— Records for the task —
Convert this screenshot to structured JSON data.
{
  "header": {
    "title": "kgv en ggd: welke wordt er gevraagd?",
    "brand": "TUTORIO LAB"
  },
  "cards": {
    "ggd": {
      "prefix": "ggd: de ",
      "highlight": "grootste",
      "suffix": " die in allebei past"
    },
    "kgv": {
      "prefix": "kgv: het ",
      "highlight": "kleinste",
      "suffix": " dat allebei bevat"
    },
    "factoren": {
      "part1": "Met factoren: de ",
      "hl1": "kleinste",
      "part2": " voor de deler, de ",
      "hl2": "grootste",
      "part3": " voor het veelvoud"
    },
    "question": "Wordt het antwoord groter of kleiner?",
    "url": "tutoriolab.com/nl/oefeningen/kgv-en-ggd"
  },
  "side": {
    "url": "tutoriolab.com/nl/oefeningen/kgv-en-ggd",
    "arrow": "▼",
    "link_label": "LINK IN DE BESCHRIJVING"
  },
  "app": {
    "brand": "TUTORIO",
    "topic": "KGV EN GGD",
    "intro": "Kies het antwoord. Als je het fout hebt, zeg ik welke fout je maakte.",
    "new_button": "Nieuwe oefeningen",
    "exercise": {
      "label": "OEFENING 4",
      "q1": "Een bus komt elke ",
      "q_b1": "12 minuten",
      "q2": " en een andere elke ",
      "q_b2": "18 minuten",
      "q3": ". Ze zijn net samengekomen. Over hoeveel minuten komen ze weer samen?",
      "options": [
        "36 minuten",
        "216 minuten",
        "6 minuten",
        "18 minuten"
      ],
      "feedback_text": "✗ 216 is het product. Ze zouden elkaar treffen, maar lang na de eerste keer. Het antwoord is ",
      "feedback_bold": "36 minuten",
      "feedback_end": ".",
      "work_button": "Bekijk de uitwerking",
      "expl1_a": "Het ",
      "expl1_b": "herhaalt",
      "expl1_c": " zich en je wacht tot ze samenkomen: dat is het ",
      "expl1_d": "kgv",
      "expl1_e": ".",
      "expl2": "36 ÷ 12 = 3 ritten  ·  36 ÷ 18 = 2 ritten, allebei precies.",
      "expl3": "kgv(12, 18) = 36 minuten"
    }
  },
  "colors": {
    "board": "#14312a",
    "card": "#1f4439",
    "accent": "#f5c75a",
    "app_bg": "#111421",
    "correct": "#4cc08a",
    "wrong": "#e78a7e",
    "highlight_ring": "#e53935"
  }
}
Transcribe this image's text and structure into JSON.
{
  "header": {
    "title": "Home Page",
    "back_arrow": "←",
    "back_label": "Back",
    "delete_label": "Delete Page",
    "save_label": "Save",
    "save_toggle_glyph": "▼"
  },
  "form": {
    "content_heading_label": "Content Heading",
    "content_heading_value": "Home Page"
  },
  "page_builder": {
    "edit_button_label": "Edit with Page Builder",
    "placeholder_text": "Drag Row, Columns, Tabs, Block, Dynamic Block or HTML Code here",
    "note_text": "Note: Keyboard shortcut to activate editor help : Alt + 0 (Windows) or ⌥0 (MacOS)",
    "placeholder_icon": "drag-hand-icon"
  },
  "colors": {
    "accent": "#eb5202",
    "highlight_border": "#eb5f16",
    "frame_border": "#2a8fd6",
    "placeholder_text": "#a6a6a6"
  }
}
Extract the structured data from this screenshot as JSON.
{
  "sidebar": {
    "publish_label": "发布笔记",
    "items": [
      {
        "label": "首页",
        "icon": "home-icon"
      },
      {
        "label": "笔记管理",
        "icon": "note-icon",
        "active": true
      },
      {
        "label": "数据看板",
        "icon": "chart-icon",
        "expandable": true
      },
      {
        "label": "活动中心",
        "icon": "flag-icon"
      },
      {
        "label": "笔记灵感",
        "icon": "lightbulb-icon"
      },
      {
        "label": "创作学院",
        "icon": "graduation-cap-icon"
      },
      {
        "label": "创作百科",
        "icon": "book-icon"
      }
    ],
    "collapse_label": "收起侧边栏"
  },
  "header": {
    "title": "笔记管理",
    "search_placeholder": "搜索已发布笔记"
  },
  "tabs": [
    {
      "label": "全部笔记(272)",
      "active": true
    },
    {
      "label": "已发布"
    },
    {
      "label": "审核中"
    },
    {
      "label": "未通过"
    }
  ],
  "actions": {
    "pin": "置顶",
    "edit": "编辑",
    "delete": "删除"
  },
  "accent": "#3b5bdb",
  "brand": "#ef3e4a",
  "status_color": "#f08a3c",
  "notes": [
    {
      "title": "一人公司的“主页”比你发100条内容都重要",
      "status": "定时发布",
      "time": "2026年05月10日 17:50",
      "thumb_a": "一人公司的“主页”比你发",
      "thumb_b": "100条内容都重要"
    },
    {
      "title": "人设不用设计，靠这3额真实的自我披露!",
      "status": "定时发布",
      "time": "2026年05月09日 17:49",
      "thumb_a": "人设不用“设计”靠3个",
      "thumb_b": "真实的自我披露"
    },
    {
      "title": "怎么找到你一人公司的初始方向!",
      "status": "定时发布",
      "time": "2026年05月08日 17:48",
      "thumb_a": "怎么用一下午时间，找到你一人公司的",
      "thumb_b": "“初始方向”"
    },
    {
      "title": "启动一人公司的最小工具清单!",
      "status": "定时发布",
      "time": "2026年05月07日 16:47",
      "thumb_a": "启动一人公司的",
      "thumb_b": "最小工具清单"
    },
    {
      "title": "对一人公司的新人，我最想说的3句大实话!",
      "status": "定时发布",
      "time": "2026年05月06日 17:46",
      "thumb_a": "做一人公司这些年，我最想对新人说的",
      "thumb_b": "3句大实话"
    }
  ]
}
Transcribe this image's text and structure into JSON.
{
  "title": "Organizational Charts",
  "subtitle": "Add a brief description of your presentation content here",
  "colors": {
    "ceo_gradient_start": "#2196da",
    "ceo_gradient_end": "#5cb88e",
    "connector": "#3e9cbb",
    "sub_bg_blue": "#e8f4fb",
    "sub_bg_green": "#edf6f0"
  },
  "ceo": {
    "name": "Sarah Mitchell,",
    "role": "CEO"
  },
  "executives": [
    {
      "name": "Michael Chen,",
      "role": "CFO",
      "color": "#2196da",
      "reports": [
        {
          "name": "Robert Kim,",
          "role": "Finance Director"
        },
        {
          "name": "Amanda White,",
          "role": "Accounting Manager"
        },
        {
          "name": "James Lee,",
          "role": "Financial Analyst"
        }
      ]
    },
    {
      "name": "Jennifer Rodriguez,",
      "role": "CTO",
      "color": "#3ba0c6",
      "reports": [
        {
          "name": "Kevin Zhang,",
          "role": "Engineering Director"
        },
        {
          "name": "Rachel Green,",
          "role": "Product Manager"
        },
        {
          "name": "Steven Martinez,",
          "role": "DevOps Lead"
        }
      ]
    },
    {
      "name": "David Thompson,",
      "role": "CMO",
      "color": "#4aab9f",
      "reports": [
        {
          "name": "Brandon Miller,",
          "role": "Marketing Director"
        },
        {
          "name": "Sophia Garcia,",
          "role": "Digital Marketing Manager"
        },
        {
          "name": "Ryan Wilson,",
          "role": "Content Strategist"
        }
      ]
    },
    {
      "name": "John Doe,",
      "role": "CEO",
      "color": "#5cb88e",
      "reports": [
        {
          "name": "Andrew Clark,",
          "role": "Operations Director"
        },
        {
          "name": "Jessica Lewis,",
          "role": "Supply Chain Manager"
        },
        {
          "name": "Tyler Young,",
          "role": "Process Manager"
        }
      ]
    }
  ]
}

— Your objective —
Only a number is wanted: how many lines contain the word "oefeningen"?

— Task solution —
3